WHAT IS NEEDED ->
Write out the data again exactly, skipping every picture.

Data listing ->
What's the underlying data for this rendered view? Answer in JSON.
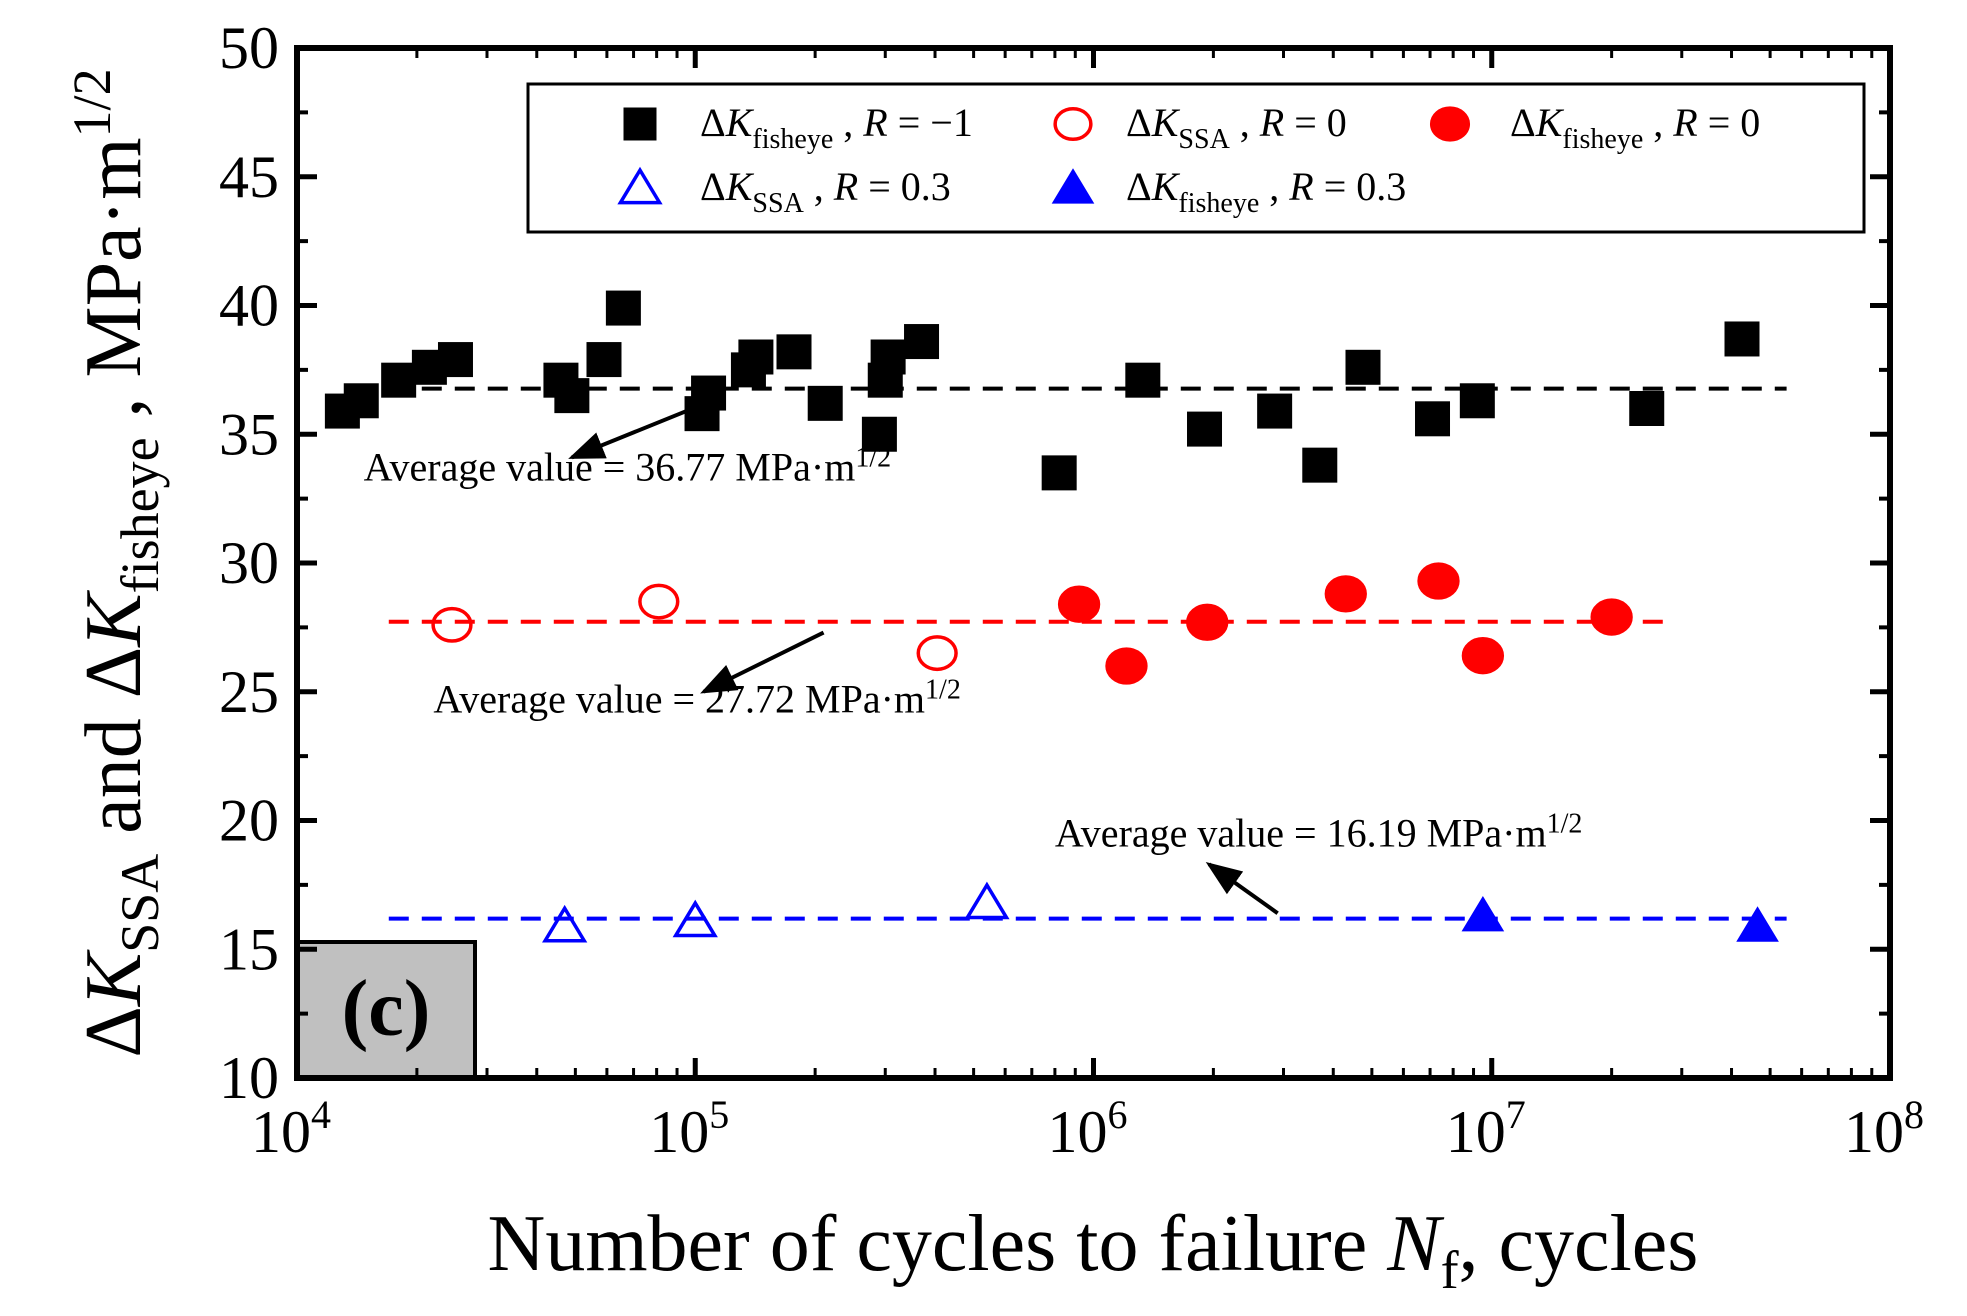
{
  "chart_data": {
    "type": "scatter",
    "title": "",
    "xscale": "log",
    "xlim": [
      10000,
      100000000
    ],
    "ylim": [
      10,
      50
    ],
    "xticks": [
      {
        "value": 10000,
        "base": "10",
        "exp": "4"
      },
      {
        "value": 100000,
        "base": "10",
        "exp": "5"
      },
      {
        "value": 1000000,
        "base": "10",
        "exp": "6"
      },
      {
        "value": 10000000,
        "base": "10",
        "exp": "7"
      },
      {
        "value": 100000000,
        "base": "10",
        "exp": "8"
      }
    ],
    "yticks": [
      10,
      15,
      20,
      25,
      30,
      35,
      40,
      45,
      50
    ],
    "xlabel": {
      "main": "Number of cycles to failure ",
      "var": "N",
      "sub": "f",
      "tail": ", cycles"
    },
    "ylabel": {
      "delta": "Δ",
      "k": "K",
      "sub1": "SSA",
      "and": " and ",
      "sub2": "fisheye",
      "comma": " , ",
      "unit": "MPa·m",
      "sup": "1/2"
    },
    "panel_label": "(c)",
    "series": [
      {
        "name": "ΔK_fisheye, R=−1",
        "legend": {
          "delta": "Δ",
          "k": "K",
          "sub": "fisheye",
          "r": "R",
          "rval": " = −1"
        },
        "marker": "square",
        "filled": true,
        "color": "#000000",
        "points": [
          [
            13000,
            35.9
          ],
          [
            14500,
            36.3
          ],
          [
            18000,
            37.1
          ],
          [
            21500,
            37.6
          ],
          [
            25000,
            37.9
          ],
          [
            46000,
            37.1
          ],
          [
            49000,
            36.5
          ],
          [
            59000,
            37.9
          ],
          [
            66000,
            39.9
          ],
          [
            104000,
            35.8
          ],
          [
            108000,
            36.6
          ],
          [
            136000,
            37.5
          ],
          [
            142000,
            38.0
          ],
          [
            177000,
            38.2
          ],
          [
            212000,
            36.2
          ],
          [
            290000,
            35.0
          ],
          [
            300000,
            37.1
          ],
          [
            305000,
            38.0
          ],
          [
            370000,
            38.6
          ],
          [
            820000,
            33.5
          ],
          [
            1330000,
            37.1
          ],
          [
            1900000,
            35.2
          ],
          [
            2850000,
            35.9
          ],
          [
            3700000,
            33.8
          ],
          [
            4750000,
            37.6
          ],
          [
            7100000,
            35.6
          ],
          [
            9200000,
            36.3
          ],
          [
            24500000,
            36.0
          ],
          [
            42500000,
            38.7
          ]
        ]
      },
      {
        "name": "ΔK_SSA, R=0",
        "legend": {
          "delta": "Δ",
          "k": "K",
          "sub": "SSA",
          "r": "R",
          "rval": " = 0"
        },
        "marker": "circle",
        "filled": false,
        "color": "#ff0000",
        "points": [
          [
            24500,
            27.6
          ],
          [
            81000,
            28.5
          ],
          [
            405000,
            26.5
          ]
        ]
      },
      {
        "name": "ΔK_fisheye, R=0",
        "legend": {
          "delta": "Δ",
          "k": "K",
          "sub": "fisheye",
          "r": "R",
          "rval": " = 0"
        },
        "marker": "circle",
        "filled": true,
        "color": "#ff0000",
        "points": [
          [
            920000,
            28.4
          ],
          [
            1210000,
            26.0
          ],
          [
            1930000,
            27.7
          ],
          [
            4300000,
            28.8
          ],
          [
            7350000,
            29.3
          ],
          [
            9500000,
            26.4
          ],
          [
            20000000,
            27.9
          ]
        ]
      },
      {
        "name": "ΔK_SSA, R=0.3",
        "legend": {
          "delta": "Δ",
          "k": "K",
          "sub": "SSA",
          "r": "R",
          "rval": " = 0.3"
        },
        "marker": "triangle",
        "filled": false,
        "color": "#0000ff",
        "points": [
          [
            47000,
            15.9
          ],
          [
            100000,
            16.1
          ],
          [
            540000,
            16.8
          ]
        ]
      },
      {
        "name": "ΔK_fisheye, R=0.3",
        "legend": {
          "delta": "Δ",
          "k": "K",
          "sub": "fisheye",
          "r": "R",
          "rval": " = 0.3"
        },
        "marker": "triangle",
        "filled": true,
        "color": "#0000ff",
        "points": [
          [
            9500000,
            16.3
          ],
          [
            46500000,
            15.9
          ]
        ]
      }
    ],
    "reference_lines": [
      {
        "y": 36.77,
        "x_range": [
          17000,
          55000000
        ],
        "color": "#000000",
        "style": "dashed"
      },
      {
        "y": 27.72,
        "x_range": [
          17000,
          28000000
        ],
        "color": "#ff0000",
        "style": "dashed"
      },
      {
        "y": 16.19,
        "x_range": [
          17000,
          55000000
        ],
        "color": "#0000ff",
        "style": "dashed"
      }
    ],
    "annotations": [
      {
        "text": "Average value = 36.77 MPa·m",
        "sup": "1/2",
        "text_at": [
          14700,
          33.2
        ],
        "arrow_from": [
          95000,
          35.9
        ],
        "arrow_to": [
          49000,
          34.1
        ]
      },
      {
        "text": "Average value = 27.72 MPa·m",
        "sup": "1/2",
        "text_at": [
          22000,
          24.2
        ],
        "arrow_from": [
          210000,
          27.3
        ],
        "arrow_to": [
          105000,
          25.0
        ]
      },
      {
        "text": "Average value = 16.19 MPa·m",
        "sup": "1/2",
        "text_at": [
          800000,
          19.0
        ],
        "arrow_from": [
          2900000,
          16.4
        ],
        "arrow_to": [
          1950000,
          18.3
        ]
      }
    ]
  }
}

ANSWER TO THE EXERCISE ->
What's the underlying data for this rendered view? Answer in JSON.
{
  "chart_data": {
    "type": "scatter",
    "title": "",
    "xscale": "log",
    "xlim": [
      10000,
      100000000
    ],
    "ylim": [
      10,
      50
    ],
    "xticks": [
      {
        "value": 10000,
        "base": "10",
        "exp": "4"
      },
      {
        "value": 100000,
        "base": "10",
        "exp": "5"
      },
      {
        "value": 1000000,
        "base": "10",
        "exp": "6"
      },
      {
        "value": 10000000,
        "base": "10",
        "exp": "7"
      },
      {
        "value": 100000000,
        "base": "10",
        "exp": "8"
      }
    ],
    "yticks": [
      10,
      15,
      20,
      25,
      30,
      35,
      40,
      45,
      50
    ],
    "xlabel": {
      "main": "Number of cycles to failure ",
      "var": "N",
      "sub": "f",
      "tail": ", cycles"
    },
    "ylabel": {
      "delta": "Δ",
      "k": "K",
      "sub1": "SSA",
      "and": " and ",
      "sub2": "fisheye",
      "comma": " , ",
      "unit": "MPa·m",
      "sup": "1/2"
    },
    "panel_label": "(c)",
    "series": [
      {
        "name": "ΔK_fisheye, R=−1",
        "legend": {
          "delta": "Δ",
          "k": "K",
          "sub": "fisheye",
          "r": "R",
          "rval": " = −1"
        },
        "marker": "square",
        "filled": true,
        "color": "#000000",
        "points": [
          [
            13000,
            35.9
          ],
          [
            14500,
            36.3
          ],
          [
            18000,
            37.1
          ],
          [
            21500,
            37.6
          ],
          [
            25000,
            37.9
          ],
          [
            46000,
            37.1
          ],
          [
            49000,
            36.5
          ],
          [
            59000,
            37.9
          ],
          [
            66000,
            39.9
          ],
          [
            104000,
            35.8
          ],
          [
            108000,
            36.6
          ],
          [
            136000,
            37.5
          ],
          [
            142000,
            38.0
          ],
          [
            177000,
            38.2
          ],
          [
            212000,
            36.2
          ],
          [
            290000,
            35.0
          ],
          [
            300000,
            37.1
          ],
          [
            305000,
            38.0
          ],
          [
            370000,
            38.6
          ],
          [
            820000,
            33.5
          ],
          [
            1330000,
            37.1
          ],
          [
            1900000,
            35.2
          ],
          [
            2850000,
            35.9
          ],
          [
            3700000,
            33.8
          ],
          [
            4750000,
            37.6
          ],
          [
            7100000,
            35.6
          ],
          [
            9200000,
            36.3
          ],
          [
            24500000,
            36.0
          ],
          [
            42500000,
            38.7
          ]
        ]
      },
      {
        "name": "ΔK_SSA, R=0",
        "legend": {
          "delta": "Δ",
          "k": "K",
          "sub": "SSA",
          "r": "R",
          "rval": " = 0"
        },
        "marker": "circle",
        "filled": false,
        "color": "#ff0000",
        "points": [
          [
            24500,
            27.6
          ],
          [
            81000,
            28.5
          ],
          [
            405000,
            26.5
          ]
        ]
      },
      {
        "name": "ΔK_fisheye, R=0",
        "legend": {
          "delta": "Δ",
          "k": "K",
          "sub": "fisheye",
          "r": "R",
          "rval": " = 0"
        },
        "marker": "circle",
        "filled": true,
        "color": "#ff0000",
        "points": [
          [
            920000,
            28.4
          ],
          [
            1210000,
            26.0
          ],
          [
            1930000,
            27.7
          ],
          [
            4300000,
            28.8
          ],
          [
            7350000,
            29.3
          ],
          [
            9500000,
            26.4
          ],
          [
            20000000,
            27.9
          ]
        ]
      },
      {
        "name": "ΔK_SSA, R=0.3",
        "legend": {
          "delta": "Δ",
          "k": "K",
          "sub": "SSA",
          "r": "R",
          "rval": " = 0.3"
        },
        "marker": "triangle",
        "filled": false,
        "color": "#0000ff",
        "points": [
          [
            47000,
            15.9
          ],
          [
            100000,
            16.1
          ],
          [
            540000,
            16.8
          ]
        ]
      },
      {
        "name": "ΔK_fisheye, R=0.3",
        "legend": {
          "delta": "Δ",
          "k": "K",
          "sub": "fisheye",
          "r": "R",
          "rval": " = 0.3"
        },
        "marker": "triangle",
        "filled": true,
        "color": "#0000ff",
        "points": [
          [
            9500000,
            16.3
          ],
          [
            46500000,
            15.9
          ]
        ]
      }
    ],
    "reference_lines": [
      {
        "y": 36.77,
        "x_range": [
          17000,
          55000000
        ],
        "color": "#000000",
        "style": "dashed"
      },
      {
        "y": 27.72,
        "x_range": [
          17000,
          28000000
        ],
        "color": "#ff0000",
        "style": "dashed"
      },
      {
        "y": 16.19,
        "x_range": [
          17000,
          55000000
        ],
        "color": "#0000ff",
        "style": "dashed"
      }
    ],
    "annotations": [
      {
        "text": "Average value = 36.77 MPa·m",
        "sup": "1/2",
        "text_at": [
          14700,
          33.2
        ],
        "arrow_from": [
          95000,
          35.9
        ],
        "arrow_to": [
          49000,
          34.1
        ]
      },
      {
        "text": "Average value = 27.72 MPa·m",
        "sup": "1/2",
        "text_at": [
          22000,
          24.2
        ],
        "arrow_from": [
          210000,
          27.3
        ],
        "arrow_to": [
          105000,
          25.0
        ]
      },
      {
        "text": "Average value = 16.19 MPa·m",
        "sup": "1/2",
        "text_at": [
          800000,
          19.0
        ],
        "arrow_from": [
          2900000,
          16.4
        ],
        "arrow_to": [
          1950000,
          18.3
        ]
      }
    ]
  }
}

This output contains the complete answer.